Fully biologically active when compared to standard. The ED50 as determined by an anti-viral assay using human HeLa cells infected with encephalomyocarditis (EMC) virus is less than 10.0ng/ml, corresponding to a specific activity of >1.0×105IU/mg.
Lyophilized from a 0.2μm filtered concentrated solution in 2X PBS, pH7.4, with 5% trehalose.
Endotoxin
Less than 0.1EU/μg of rEqIFN-γ as determined by LAL method.
Reconstitution
We recommend that this vial be briefly centrifuged prior to opening to bring the contents to the bottom. Reconstitute in sterile distilled water or aqueous buffer containing 0.1% BSA to a concentration of 0.1-1.0mg/ml. Stock solutions should be apportioned into working aliquots and stored at ≤ -20℃. Further dilutions should be made in appropriate buffered solutions.
Category
Cytokine
Background
Interferon-gamma (IFN-γ), also known as Type II interferon or immune interferon, is a cytokine produced primarily by Tlymphocytes and natural killer cells. The protein shares no significant homology with IFN-β or the various IFN-α family proteins. Mature IFN-γ exists as noncovalently-linked homodimers. IFN-γ was originally characterized based on its antiviral activities. The protein also exerts antiproliferative, immunoregulatory and proinflammatory activities and is thus important in host defense mechanisms. IFN-γ induces the production of cytokines, upregulates the expression of class I and II MHC antigens, Fc receptor and leukocyte adhesion molecules. It modulates macrophage effector functions, influences isotype switching and potentiates the secretion of immunoglobulins by B cells. Additionally, IFN-γ augments TH1 cell expansion and may be required for TH1 cell differentiation. Equine IFN-γ shares 73%~82% amino acid sequence identity with bovine, canine, feline, and porcine IFN-γ and 42%~64% with cotton rat, human,murine, rat, and rhesus macaque IFN-γ.

SOURCE MATERIAL:
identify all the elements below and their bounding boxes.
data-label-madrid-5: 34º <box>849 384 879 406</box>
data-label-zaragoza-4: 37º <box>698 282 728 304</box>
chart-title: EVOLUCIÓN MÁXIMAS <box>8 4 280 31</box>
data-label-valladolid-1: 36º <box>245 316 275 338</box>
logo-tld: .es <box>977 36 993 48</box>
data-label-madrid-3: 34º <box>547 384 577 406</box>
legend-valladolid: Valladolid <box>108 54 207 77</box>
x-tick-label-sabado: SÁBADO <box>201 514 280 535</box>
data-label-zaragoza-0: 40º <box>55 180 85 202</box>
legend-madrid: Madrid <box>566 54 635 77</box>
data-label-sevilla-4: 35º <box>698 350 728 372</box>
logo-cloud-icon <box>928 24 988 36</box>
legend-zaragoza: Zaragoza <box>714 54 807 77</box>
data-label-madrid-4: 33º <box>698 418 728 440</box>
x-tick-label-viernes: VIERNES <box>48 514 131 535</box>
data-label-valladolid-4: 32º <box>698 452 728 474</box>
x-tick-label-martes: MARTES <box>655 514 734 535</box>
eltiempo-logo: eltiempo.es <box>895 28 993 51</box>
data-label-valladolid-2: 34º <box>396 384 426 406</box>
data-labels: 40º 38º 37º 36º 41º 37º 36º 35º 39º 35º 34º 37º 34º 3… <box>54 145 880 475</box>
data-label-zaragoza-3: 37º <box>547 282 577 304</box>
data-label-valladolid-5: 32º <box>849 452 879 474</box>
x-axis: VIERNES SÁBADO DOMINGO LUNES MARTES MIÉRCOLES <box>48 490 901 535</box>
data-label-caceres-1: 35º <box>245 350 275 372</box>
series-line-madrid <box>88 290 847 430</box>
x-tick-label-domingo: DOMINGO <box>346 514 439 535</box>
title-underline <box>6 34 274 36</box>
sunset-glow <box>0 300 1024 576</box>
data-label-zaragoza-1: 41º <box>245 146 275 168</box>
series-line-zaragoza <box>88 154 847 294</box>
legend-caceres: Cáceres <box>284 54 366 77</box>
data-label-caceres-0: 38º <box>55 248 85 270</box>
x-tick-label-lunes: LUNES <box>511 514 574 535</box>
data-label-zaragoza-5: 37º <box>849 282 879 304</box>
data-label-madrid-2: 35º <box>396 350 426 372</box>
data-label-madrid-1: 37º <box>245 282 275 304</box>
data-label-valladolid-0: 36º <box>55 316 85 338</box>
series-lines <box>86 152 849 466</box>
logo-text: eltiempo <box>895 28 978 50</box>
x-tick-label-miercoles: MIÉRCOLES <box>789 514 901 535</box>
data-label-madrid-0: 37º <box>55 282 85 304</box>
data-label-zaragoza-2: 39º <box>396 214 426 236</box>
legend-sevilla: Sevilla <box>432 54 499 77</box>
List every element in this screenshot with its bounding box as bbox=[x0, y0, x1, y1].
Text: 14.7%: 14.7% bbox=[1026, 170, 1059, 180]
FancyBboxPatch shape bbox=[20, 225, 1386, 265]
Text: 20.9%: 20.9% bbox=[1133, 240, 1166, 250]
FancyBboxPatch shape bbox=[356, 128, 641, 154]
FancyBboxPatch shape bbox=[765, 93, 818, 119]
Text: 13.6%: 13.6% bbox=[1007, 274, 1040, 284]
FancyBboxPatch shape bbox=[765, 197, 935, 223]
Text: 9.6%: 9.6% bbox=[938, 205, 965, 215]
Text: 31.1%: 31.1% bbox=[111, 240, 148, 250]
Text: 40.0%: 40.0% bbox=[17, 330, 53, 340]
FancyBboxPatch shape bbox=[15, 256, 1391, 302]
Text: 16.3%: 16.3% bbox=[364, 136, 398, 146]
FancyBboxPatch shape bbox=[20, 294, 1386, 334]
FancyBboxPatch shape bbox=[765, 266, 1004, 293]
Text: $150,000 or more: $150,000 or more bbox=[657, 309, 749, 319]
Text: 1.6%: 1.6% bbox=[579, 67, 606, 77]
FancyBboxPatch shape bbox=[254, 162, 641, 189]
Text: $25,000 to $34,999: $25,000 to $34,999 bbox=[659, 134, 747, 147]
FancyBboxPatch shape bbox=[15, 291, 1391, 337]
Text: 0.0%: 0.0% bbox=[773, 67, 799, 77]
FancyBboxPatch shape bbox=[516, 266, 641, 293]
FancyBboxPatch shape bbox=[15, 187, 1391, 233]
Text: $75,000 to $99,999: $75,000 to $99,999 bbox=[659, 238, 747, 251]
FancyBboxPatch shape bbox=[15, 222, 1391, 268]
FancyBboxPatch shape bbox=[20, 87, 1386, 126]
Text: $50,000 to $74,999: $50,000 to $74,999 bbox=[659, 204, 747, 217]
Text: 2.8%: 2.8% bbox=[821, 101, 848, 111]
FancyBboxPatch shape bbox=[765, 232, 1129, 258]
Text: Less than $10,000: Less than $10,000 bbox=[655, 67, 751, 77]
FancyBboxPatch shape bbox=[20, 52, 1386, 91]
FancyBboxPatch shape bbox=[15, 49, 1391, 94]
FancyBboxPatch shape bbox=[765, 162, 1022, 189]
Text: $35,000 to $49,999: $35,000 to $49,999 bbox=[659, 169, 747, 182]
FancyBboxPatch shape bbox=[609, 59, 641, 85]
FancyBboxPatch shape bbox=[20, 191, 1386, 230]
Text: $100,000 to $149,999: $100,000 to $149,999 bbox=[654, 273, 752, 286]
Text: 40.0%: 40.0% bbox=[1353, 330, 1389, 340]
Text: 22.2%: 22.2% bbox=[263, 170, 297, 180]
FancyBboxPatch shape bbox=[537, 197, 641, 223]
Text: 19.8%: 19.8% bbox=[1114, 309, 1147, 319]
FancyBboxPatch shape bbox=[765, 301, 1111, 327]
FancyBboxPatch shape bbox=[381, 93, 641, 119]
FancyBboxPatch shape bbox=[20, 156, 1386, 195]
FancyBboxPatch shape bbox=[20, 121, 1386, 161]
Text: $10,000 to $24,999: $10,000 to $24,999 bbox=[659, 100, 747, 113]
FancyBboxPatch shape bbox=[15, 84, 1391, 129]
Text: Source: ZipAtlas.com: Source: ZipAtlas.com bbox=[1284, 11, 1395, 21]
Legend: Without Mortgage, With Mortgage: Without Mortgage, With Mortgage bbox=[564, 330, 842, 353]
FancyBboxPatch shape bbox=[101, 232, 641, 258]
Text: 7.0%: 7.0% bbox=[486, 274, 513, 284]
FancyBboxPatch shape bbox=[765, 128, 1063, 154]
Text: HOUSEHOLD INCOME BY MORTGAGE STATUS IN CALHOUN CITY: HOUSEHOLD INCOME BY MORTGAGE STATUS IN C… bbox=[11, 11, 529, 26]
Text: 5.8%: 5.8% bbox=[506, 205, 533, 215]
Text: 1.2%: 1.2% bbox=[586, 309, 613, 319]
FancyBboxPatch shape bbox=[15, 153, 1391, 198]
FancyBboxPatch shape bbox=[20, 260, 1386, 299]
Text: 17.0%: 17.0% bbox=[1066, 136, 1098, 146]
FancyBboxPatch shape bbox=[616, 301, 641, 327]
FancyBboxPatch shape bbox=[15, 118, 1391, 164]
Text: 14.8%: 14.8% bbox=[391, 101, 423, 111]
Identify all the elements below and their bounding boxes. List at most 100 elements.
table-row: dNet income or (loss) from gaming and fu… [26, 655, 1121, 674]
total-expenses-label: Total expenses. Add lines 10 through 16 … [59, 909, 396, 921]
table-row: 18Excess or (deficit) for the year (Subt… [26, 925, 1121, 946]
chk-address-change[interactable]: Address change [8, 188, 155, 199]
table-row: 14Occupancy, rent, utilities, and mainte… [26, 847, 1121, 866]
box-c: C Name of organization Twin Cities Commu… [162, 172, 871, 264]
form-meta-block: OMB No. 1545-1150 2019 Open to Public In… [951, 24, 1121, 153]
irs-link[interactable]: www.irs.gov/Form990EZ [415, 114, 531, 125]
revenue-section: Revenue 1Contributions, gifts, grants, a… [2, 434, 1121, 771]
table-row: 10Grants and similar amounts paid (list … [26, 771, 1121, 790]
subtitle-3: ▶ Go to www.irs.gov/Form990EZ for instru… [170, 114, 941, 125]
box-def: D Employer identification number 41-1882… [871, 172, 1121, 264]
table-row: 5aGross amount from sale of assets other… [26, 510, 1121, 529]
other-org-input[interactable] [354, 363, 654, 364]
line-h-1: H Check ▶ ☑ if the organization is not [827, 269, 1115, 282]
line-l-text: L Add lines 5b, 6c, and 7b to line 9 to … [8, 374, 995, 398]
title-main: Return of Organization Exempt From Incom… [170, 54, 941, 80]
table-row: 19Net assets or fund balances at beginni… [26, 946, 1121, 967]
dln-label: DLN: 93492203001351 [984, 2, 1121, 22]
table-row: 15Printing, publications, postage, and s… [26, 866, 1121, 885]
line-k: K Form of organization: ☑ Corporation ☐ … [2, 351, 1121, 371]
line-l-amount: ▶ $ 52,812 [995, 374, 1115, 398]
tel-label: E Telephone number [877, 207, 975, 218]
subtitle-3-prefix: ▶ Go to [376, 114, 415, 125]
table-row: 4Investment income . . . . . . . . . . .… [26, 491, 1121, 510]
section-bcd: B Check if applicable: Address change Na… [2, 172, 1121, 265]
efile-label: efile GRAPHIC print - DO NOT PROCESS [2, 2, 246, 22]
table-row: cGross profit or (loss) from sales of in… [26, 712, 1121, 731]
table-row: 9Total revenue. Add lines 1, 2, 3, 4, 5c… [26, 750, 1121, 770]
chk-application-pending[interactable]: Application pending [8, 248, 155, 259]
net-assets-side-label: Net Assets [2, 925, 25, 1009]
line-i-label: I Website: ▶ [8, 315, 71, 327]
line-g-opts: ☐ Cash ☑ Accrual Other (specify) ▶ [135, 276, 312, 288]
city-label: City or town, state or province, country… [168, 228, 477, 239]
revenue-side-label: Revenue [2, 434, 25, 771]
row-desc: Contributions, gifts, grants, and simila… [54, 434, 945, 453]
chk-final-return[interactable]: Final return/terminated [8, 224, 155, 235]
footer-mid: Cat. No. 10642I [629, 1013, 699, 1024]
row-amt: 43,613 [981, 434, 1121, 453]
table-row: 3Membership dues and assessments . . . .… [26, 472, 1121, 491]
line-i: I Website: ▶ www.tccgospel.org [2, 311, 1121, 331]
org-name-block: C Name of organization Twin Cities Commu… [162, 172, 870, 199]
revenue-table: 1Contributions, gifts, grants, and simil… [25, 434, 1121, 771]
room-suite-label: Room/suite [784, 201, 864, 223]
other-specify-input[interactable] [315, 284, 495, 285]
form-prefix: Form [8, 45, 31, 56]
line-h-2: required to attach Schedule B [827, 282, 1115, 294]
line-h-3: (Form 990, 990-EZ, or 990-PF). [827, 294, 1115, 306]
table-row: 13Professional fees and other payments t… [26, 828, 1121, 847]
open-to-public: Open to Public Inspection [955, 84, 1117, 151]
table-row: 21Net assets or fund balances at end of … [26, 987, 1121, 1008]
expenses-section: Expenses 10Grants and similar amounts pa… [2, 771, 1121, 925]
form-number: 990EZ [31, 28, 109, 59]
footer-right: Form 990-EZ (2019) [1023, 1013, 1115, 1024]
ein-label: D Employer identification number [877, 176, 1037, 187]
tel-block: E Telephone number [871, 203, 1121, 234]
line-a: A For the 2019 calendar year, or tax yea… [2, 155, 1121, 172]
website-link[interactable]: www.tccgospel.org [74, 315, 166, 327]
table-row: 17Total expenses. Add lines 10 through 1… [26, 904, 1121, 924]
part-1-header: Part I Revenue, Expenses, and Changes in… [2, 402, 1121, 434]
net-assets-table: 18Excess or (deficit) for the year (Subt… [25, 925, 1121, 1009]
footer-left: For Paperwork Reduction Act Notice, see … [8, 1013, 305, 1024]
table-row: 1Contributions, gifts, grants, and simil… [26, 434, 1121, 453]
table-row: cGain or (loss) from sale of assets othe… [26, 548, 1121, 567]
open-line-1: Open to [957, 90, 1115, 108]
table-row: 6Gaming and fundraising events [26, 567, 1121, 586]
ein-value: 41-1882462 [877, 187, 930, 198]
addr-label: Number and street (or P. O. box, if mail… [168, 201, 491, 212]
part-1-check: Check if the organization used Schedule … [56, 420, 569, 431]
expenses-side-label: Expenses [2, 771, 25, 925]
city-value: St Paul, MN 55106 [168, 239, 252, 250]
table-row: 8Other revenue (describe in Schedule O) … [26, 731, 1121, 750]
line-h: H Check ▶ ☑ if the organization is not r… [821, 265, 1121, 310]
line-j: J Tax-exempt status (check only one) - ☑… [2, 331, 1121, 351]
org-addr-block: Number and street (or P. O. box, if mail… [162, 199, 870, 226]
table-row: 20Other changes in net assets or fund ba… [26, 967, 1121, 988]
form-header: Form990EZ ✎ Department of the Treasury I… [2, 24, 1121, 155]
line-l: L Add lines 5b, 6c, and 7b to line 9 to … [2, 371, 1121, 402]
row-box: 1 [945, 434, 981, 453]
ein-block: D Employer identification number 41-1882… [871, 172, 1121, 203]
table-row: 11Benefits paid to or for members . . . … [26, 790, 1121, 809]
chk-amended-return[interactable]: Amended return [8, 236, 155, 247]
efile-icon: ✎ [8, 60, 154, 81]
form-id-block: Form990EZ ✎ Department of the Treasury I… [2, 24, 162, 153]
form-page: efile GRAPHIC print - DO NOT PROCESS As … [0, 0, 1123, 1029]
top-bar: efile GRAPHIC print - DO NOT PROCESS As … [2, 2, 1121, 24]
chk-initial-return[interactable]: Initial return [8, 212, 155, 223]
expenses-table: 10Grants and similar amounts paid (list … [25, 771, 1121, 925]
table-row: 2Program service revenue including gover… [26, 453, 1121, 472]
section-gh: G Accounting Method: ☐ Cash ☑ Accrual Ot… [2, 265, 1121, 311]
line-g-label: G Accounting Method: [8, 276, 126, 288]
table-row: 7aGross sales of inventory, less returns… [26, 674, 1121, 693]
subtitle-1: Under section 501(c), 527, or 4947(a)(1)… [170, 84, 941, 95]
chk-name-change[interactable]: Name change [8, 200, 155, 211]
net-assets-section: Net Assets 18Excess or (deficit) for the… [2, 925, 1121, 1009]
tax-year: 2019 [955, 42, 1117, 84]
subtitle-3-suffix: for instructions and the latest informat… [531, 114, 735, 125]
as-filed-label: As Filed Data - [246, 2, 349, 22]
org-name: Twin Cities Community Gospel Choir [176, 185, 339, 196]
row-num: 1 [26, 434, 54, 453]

TASKS TO PERFORM:
[A] From the interferon-gamma product sheet, copy everything from "Fully biologically active" down to "appropriate buffered solutions.".
[B] Answer these from the interferon-gamma product sheet:
(i) Which cells are used in the anti-viral assay that determines the ED50?
(ii) To what concentration should the protein be reconstituted?
(iii) At what temperature should the working aliquots be stored?

RESPONSES BY TASK:
[A]
Fully biologically active when compared to standard. The ED50 as determined by an anti-viral assay using human HeLa cells infected with encephalomyocarditis (EMC) virus is less than 10.0ng/ml, corresponding to a specific activity of >1.0×105IU/mg.
Lyophilized from a 0.2μm filtered concentrated solution in 2X PBS, pH7.4, with 5% trehalose.
Endotoxin
Less than 0.1EU/μg of rEqIFN-γ as determined by LAL method.
Reconstitution
We recommend that this vial be briefly centrifuged prior to opening to bring the contents to the bottom. Reconstitute in sterile distilled water or aqueous buffer containing 0.1% BSA to a concentration of 0.1-1.0mg/ml. Stock solutions should be apportioned into working aliquots and stored at ≤ -20℃. Further dilutions should be made in appropriate buffered solutions.

[B]
(i) Human HeLa cells infected with encephalomyocarditis (EMC) virus.
(ii) 0.1-1.0mg/ml.
(iii) At ≤ -20℃.